* _Work to complete_: Pictures are not part of the copy; repeat everything else in the records exactly.

════════════════════

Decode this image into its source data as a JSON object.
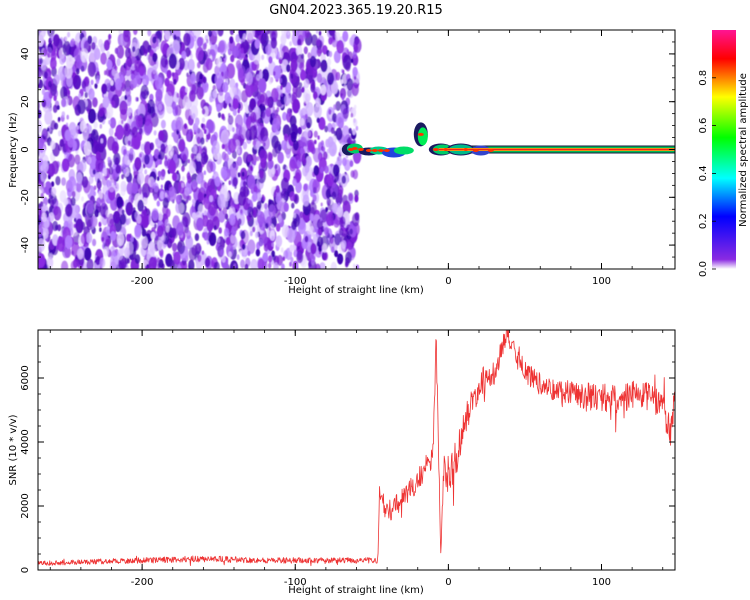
{
  "title": "GN04.2023.365.19.20.R15",
  "colors": {
    "signal_trace": "#ee3333",
    "noise_speckle": "#8a2be2",
    "ridge_center": "#ee2222",
    "ridge_edge": "#00cc44"
  },
  "chart_data": [
    {
      "type": "heatmap",
      "xlabel": "Height of straight line (km)",
      "ylabel": "Frequency (Hz)",
      "xlim": [
        -268,
        148
      ],
      "ylim": [
        -50,
        50
      ],
      "x_ticks": [
        -200,
        -100,
        0,
        100
      ],
      "x_tick_labels": [
        "-200",
        "-100",
        "0",
        "100"
      ],
      "y_ticks": [
        -40,
        -20,
        0,
        20,
        40
      ],
      "y_tick_labels": [
        "-40",
        "-20",
        "0",
        "20",
        "40"
      ],
      "grid": false,
      "noise_region_x": [
        -268,
        -62
      ],
      "ridge_frequency_hz": 0,
      "ridge_start_x": -65,
      "ridge_bump": {
        "x": -18,
        "peak_hz": 8
      },
      "colorbar": {
        "label": "Normalized spectral amplitude",
        "range": [
          0,
          1
        ],
        "ticks": [
          0.0,
          0.2,
          0.4,
          0.6,
          0.8
        ],
        "tick_labels": [
          "0.0",
          "0.2",
          "0.4",
          "0.6",
          "0.8"
        ],
        "colormap": [
          "#ffffff",
          "#8a2be2",
          "#0000ff",
          "#00ffff",
          "#00ff00",
          "#ffff00",
          "#ff0000",
          "#ff1493"
        ]
      }
    },
    {
      "type": "line",
      "xlabel": "Height of straight line (km)",
      "ylabel": "SNR (10 * v/v)",
      "xlim": [
        -268,
        148
      ],
      "ylim": [
        0,
        7500
      ],
      "x_ticks": [
        -200,
        -100,
        0,
        100
      ],
      "x_tick_labels": [
        "-200",
        "-100",
        "0",
        "100"
      ],
      "y_ticks": [
        0,
        2000,
        4000,
        6000
      ],
      "y_tick_labels": [
        "0",
        "2000",
        "4000",
        "6000"
      ],
      "grid": false,
      "series": [
        {
          "x": [
            -268,
            -240,
            -200,
            -160,
            -120,
            -80,
            -60,
            -46,
            -45,
            -40,
            -30,
            -20,
            -15,
            -10,
            -8,
            -5,
            -3,
            0,
            5,
            10,
            20,
            30,
            38,
            45,
            50,
            60,
            70,
            80,
            90,
            100,
            110,
            120,
            130,
            140,
            145,
            148
          ],
          "y": [
            200,
            250,
            300,
            350,
            300,
            300,
            300,
            300,
            2400,
            1800,
            2200,
            2800,
            3200,
            3600,
            7200,
            500,
            3000,
            3000,
            3500,
            4500,
            5800,
            6200,
            7400,
            6600,
            6200,
            5800,
            5600,
            5600,
            5400,
            5400,
            5300,
            5500,
            5400,
            5200,
            4200,
            5500
          ],
          "noise_amplitude": [
            80,
            80,
            90,
            100,
            90,
            90,
            90,
            90,
            250,
            350,
            350,
            350,
            400,
            400,
            500,
            400,
            600,
            600,
            600,
            500,
            450,
            400,
            350,
            350,
            350,
            350,
            350,
            400,
            450,
            450,
            450,
            450,
            450,
            450,
            450,
            450
          ]
        }
      ]
    }
  ]
}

════════════════════

* _Answer to the problem_:
Decode this image into its source data as a JSON object.
{
  "title": "GN04.2023.365.19.20.R15",
  "colors": {
    "signal_trace": "#ee3333",
    "noise_speckle": "#8a2be2",
    "ridge_center": "#ee2222",
    "ridge_edge": "#00cc44"
  },
  "chart_data": [
    {
      "type": "heatmap",
      "xlabel": "Height of straight line (km)",
      "ylabel": "Frequency (Hz)",
      "xlim": [
        -268,
        148
      ],
      "ylim": [
        -50,
        50
      ],
      "x_ticks": [
        -200,
        -100,
        0,
        100
      ],
      "x_tick_labels": [
        "-200",
        "-100",
        "0",
        "100"
      ],
      "y_ticks": [
        -40,
        -20,
        0,
        20,
        40
      ],
      "y_tick_labels": [
        "-40",
        "-20",
        "0",
        "20",
        "40"
      ],
      "grid": false,
      "noise_region_x": [
        -268,
        -62
      ],
      "ridge_frequency_hz": 0,
      "ridge_start_x": -65,
      "ridge_bump": {
        "x": -18,
        "peak_hz": 8
      },
      "colorbar": {
        "label": "Normalized spectral amplitude",
        "range": [
          0,
          1
        ],
        "ticks": [
          0.0,
          0.2,
          0.4,
          0.6,
          0.8
        ],
        "tick_labels": [
          "0.0",
          "0.2",
          "0.4",
          "0.6",
          "0.8"
        ],
        "colormap": [
          "#ffffff",
          "#8a2be2",
          "#0000ff",
          "#00ffff",
          "#00ff00",
          "#ffff00",
          "#ff0000",
          "#ff1493"
        ]
      }
    },
    {
      "type": "line",
      "xlabel": "Height of straight line (km)",
      "ylabel": "SNR (10 * v/v)",
      "xlim": [
        -268,
        148
      ],
      "ylim": [
        0,
        7500
      ],
      "x_ticks": [
        -200,
        -100,
        0,
        100
      ],
      "x_tick_labels": [
        "-200",
        "-100",
        "0",
        "100"
      ],
      "y_ticks": [
        0,
        2000,
        4000,
        6000
      ],
      "y_tick_labels": [
        "0",
        "2000",
        "4000",
        "6000"
      ],
      "grid": false,
      "series": [
        {
          "x": [
            -268,
            -240,
            -200,
            -160,
            -120,
            -80,
            -60,
            -46,
            -45,
            -40,
            -30,
            -20,
            -15,
            -10,
            -8,
            -5,
            -3,
            0,
            5,
            10,
            20,
            30,
            38,
            45,
            50,
            60,
            70,
            80,
            90,
            100,
            110,
            120,
            130,
            140,
            145,
            148
          ],
          "y": [
            200,
            250,
            300,
            350,
            300,
            300,
            300,
            300,
            2400,
            1800,
            2200,
            2800,
            3200,
            3600,
            7200,
            500,
            3000,
            3000,
            3500,
            4500,
            5800,
            6200,
            7400,
            6600,
            6200,
            5800,
            5600,
            5600,
            5400,
            5400,
            5300,
            5500,
            5400,
            5200,
            4200,
            5500
          ],
          "noise_amplitude": [
            80,
            80,
            90,
            100,
            90,
            90,
            90,
            90,
            250,
            350,
            350,
            350,
            400,
            400,
            500,
            400,
            600,
            600,
            600,
            500,
            450,
            400,
            350,
            350,
            350,
            350,
            350,
            400,
            450,
            450,
            450,
            450,
            450,
            450,
            450,
            450
          ]
        }
      ]
    }
  ]
}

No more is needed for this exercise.